Given instruction
Exactly as they appear, output all of the entries.

[START OF Listed records]

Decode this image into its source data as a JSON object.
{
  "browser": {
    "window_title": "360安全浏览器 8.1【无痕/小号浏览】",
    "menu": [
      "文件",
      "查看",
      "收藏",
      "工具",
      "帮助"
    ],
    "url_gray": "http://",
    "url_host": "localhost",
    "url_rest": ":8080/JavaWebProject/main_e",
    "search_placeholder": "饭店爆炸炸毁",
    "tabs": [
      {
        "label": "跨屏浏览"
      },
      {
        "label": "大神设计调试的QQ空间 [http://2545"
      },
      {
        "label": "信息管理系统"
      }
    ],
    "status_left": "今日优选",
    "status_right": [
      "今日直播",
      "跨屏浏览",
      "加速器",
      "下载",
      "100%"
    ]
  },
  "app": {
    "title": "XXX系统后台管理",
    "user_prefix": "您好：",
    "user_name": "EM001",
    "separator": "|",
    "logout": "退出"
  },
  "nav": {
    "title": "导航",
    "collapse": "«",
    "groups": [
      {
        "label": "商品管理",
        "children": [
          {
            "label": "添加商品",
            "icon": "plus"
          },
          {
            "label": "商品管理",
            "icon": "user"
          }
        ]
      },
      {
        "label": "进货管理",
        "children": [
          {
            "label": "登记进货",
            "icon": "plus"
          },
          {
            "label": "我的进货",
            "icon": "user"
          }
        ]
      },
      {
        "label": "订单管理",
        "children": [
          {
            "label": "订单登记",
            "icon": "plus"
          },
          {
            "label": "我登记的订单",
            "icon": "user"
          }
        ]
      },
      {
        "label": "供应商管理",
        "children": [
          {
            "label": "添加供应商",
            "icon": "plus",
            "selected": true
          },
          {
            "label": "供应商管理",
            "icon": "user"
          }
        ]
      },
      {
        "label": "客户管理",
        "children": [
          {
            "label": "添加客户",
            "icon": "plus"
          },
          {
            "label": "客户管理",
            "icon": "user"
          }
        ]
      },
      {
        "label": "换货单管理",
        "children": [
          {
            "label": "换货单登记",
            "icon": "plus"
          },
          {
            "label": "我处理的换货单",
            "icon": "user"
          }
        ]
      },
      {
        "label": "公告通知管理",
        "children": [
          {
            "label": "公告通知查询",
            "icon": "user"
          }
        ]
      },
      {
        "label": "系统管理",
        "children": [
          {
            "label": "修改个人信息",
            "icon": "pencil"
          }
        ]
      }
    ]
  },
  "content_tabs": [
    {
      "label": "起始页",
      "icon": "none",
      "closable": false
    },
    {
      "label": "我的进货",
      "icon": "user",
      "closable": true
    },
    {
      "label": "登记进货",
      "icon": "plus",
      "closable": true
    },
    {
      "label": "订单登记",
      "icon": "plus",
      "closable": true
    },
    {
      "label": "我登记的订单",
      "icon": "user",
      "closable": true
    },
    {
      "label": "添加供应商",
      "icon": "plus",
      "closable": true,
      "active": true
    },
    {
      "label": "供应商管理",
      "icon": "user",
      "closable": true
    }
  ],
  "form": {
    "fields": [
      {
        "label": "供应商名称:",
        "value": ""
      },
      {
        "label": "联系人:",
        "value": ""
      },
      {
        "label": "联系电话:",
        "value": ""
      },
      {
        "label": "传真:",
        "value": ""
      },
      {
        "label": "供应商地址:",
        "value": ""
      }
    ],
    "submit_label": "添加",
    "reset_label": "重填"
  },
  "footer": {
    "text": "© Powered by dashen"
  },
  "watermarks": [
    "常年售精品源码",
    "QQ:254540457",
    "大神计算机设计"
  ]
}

[END OF Listed records]

Task response
Decode this image into its source data as a JSON object.
{
  "browser": {
    "window_title": "360安全浏览器 8.1【无痕/小号浏览】",
    "menu": [
      "文件",
      "查看",
      "收藏",
      "工具",
      "帮助"
    ],
    "url_gray": "http://",
    "url_host": "localhost",
    "url_rest": ":8080/JavaWebProject/main_e",
    "search_placeholder": "饭店爆炸炸毁",
    "tabs": [
      {
        "label": "跨屏浏览"
      },
      {
        "label": "大神设计调试的QQ空间 [http://2545"
      },
      {
        "label": "信息管理系统"
      }
    ],
    "status_left": "今日优选",
    "status_right": [
      "今日直播",
      "跨屏浏览",
      "加速器",
      "下载",
      "100%"
    ]
  },
  "app": {
    "title": "XXX系统后台管理",
    "user_prefix": "您好：",
    "user_name": "EM001",
    "separator": "|",
    "logout": "退出"
  },
  "nav": {
    "title": "导航",
    "collapse": "«",
    "groups": [
      {
        "label": "商品管理",
        "children": [
          {
            "label": "添加商品",
            "icon": "plus"
          },
          {
            "label": "商品管理",
            "icon": "user"
          }
        ]
      },
      {
        "label": "进货管理",
        "children": [
          {
            "label": "登记进货",
            "icon": "plus"
          },
          {
            "label": "我的进货",
            "icon": "user"
          }
        ]
      },
      {
        "label": "订单管理",
        "children": [
          {
            "label": "订单登记",
            "icon": "plus"
          },
          {
            "label": "我登记的订单",
            "icon": "user"
          }
        ]
      },
      {
        "label": "供应商管理",
        "children": [
          {
            "label": "添加供应商",
            "icon": "plus",
            "selected": true
          },
          {
            "label": "供应商管理",
            "icon": "user"
          }
        ]
      },
      {
        "label": "客户管理",
        "children": [
          {
            "label": "添加客户",
            "icon": "plus"
          },
          {
            "label": "客户管理",
            "icon": "user"
          }
        ]
      },
      {
        "label": "换货单管理",
        "children": [
          {
            "label": "换货单登记",
            "icon": "plus"
          },
          {
            "label": "我处理的换货单",
            "icon": "user"
          }
        ]
      },
      {
        "label": "公告通知管理",
        "children": [
          {
            "label": "公告通知查询",
            "icon": "user"
          }
        ]
      },
      {
        "label": "系统管理",
        "children": [
          {
            "label": "修改个人信息",
            "icon": "pencil"
          }
        ]
      }
    ]
  },
  "content_tabs": [
    {
      "label": "起始页",
      "icon": "none",
      "closable": false
    },
    {
      "label": "我的进货",
      "icon": "user",
      "closable": true
    },
    {
      "label": "登记进货",
      "icon": "plus",
      "closable": true
    },
    {
      "label": "订单登记",
      "icon": "plus",
      "closable": true
    },
    {
      "label": "我登记的订单",
      "icon": "user",
      "closable": true
    },
    {
      "label": "添加供应商",
      "icon": "plus",
      "closable": true,
      "active": true
    },
    {
      "label": "供应商管理",
      "icon": "user",
      "closable": true
    }
  ],
  "form": {
    "fields": [
      {
        "label": "供应商名称:",
        "value": ""
      },
      {
        "label": "联系人:",
        "value": ""
      },
      {
        "label": "联系电话:",
        "value": ""
      },
      {
        "label": "传真:",
        "value": ""
      },
      {
        "label": "供应商地址:",
        "value": ""
      }
    ],
    "submit_label": "添加",
    "reset_label": "重填"
  },
  "footer": {
    "text": "© Powered by dashen"
  },
  "watermarks": [
    "常年售精品源码",
    "QQ:254540457",
    "大神计算机设计"
  ]
}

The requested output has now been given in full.